→ Travail demandé
Selon l'article sur la plainte visant Hyundai, à partir de quelle date la garantie constructeur Hyundai cessait-elle de s'appliquer aux véhicules neufs vendus à un client final par un revendeur indépendant ou non autorisé ?

Commission, 4 décembre 2017, n° 40495

COMMISSION EUROPÉENNE

Lettre

PARTIES

Demandeur :

COMMISSION EUROPÉENNE

Défendeur :

Fédération nationale de l'artisanat automobile

Commission n° 40495

4 décembre 2017

Objet: Affaire AT. 40495 - Hyundai Garantie Constructeur

Décision de la Commission rejetant la plainte

(Veuillez rappeler cette référence dans toute correspondance)

Madame, Monsieur,

(1) Par la présente, je suis au regret de vous informer que la Commission européenne (la "Commission ") a décidé de rejeter votre plainte contre Hyundai Motor Europe GmbH (" Hyundai "), conformément à l'article 7, paragraphe 2, du règlement (CE) n° 773/2004 de la Commission1.

1. LA PLAINTE

(2) Par lettre du 7 mars 2017, vous avez demandé à la Commission d'ouvrir une enquête sur Hyundai, un constructeur automobile. Vous avez expliqué que la FNAA avait été alertée par certains de ses adhérents d'une lettre adressée le 24 février 2017 par Hyundai portant " modflcation importante de la Garantie Constructeur Hyundai ". Aux termes de ce courrier, le constructeur informait les revendeurs indépendants de véhicules de sa marque que " à compter du 1er mars 2017, la garantie constructeur Hyundai ne sera plus appliquée aux véhicules neufs vendus à un client final par un revendeur indépendant ou non autorisé, même si ces véhicules ont été initialement acquis auprès d'un distributeur ou concessionnaire autorisé Hyundai".

(3) Vous avez demandé à la Commission européenne de " déclarer nulle et non avenue cette clause, qui constitue une utilisation manifestement abusive de la garantie du constructeur, en raison des effets qu'elle produit sur le commerce intracommunautaire de véhicules neufs, notamment pour les consommateurs intéressés à faire jouer la concurrence entre les marchés nationaux comme c'est le cas des clients de certains garages adhérents à la FNAA, spécialisés dans l'acquisition intracommunautaire de véhicules neufs de l'Union européenne ".

(4) Vous avez ajouté que la décision de Hyundai " instaure une discrimination entre les consommateurs selon qu'ils achètent le véhicule neuf auprès de concessionnaires Hyundai ou auprès d'un revendeur indépendant ".

(5) Le 22 mars 2017, vous nous avez communiqué une version non confidentielle de la plainte.

(6) Par lettre du 18 juillet 2017, la Commission vous a informé de son intention de rejeter votre plainte. En réponse, vous avez présenté des observations supplémentaires dans votre courriel du 17 août 2017, faisant valoir que " l'interprétation stricte de la jurisprudence de la Cour de justice des Communautés européennes peut donner raison à Hyundai " mais que " la réalité des effets sur le marché national tend à montrer qu'à terme les opérateurs indépendants sont évincés : désormais, la garantie commerciale est dressée comme une barrière à l'entrée du marché de la vente de véhicules neufs par des entreprises hors réseau du constructeur Hyundai, qui offrent des prix plus compétitifs aux consommateurs ". Vous avez ajouté que " la modulation de la durée de la garantie en fonction de la qualité du vendeur initial place le consommateur dans une inconnue en cas d'acquisition du véhicule sur le marché de l'occasion, la difficulté étant de savoir jusqu'à quand court la garantie du constructeur. Le consommateur est ainsi contraint de s'adresser au réseau Hyundai pour avoir l'assurance de bénéficier d'une garantie étendue. Hyundai crée ainsi une distorsion de concurrence sur le marché de l'occasion ".

→ Extrait de données
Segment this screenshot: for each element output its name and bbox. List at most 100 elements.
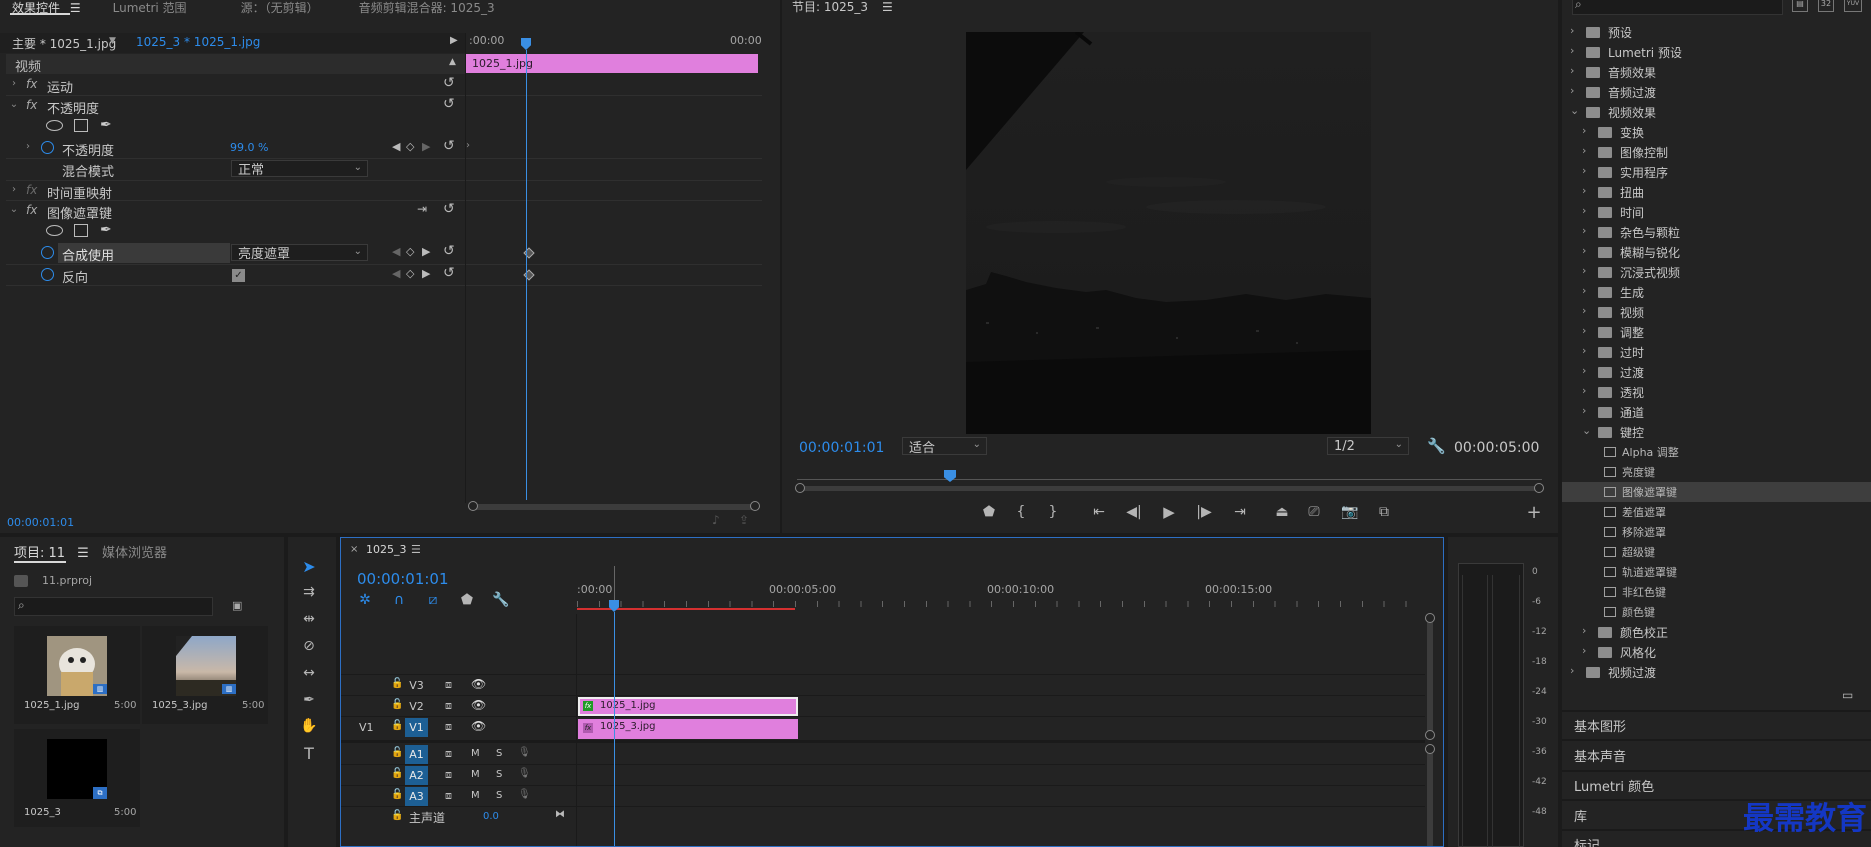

→ Résultat
À compter du 1er mars 2017.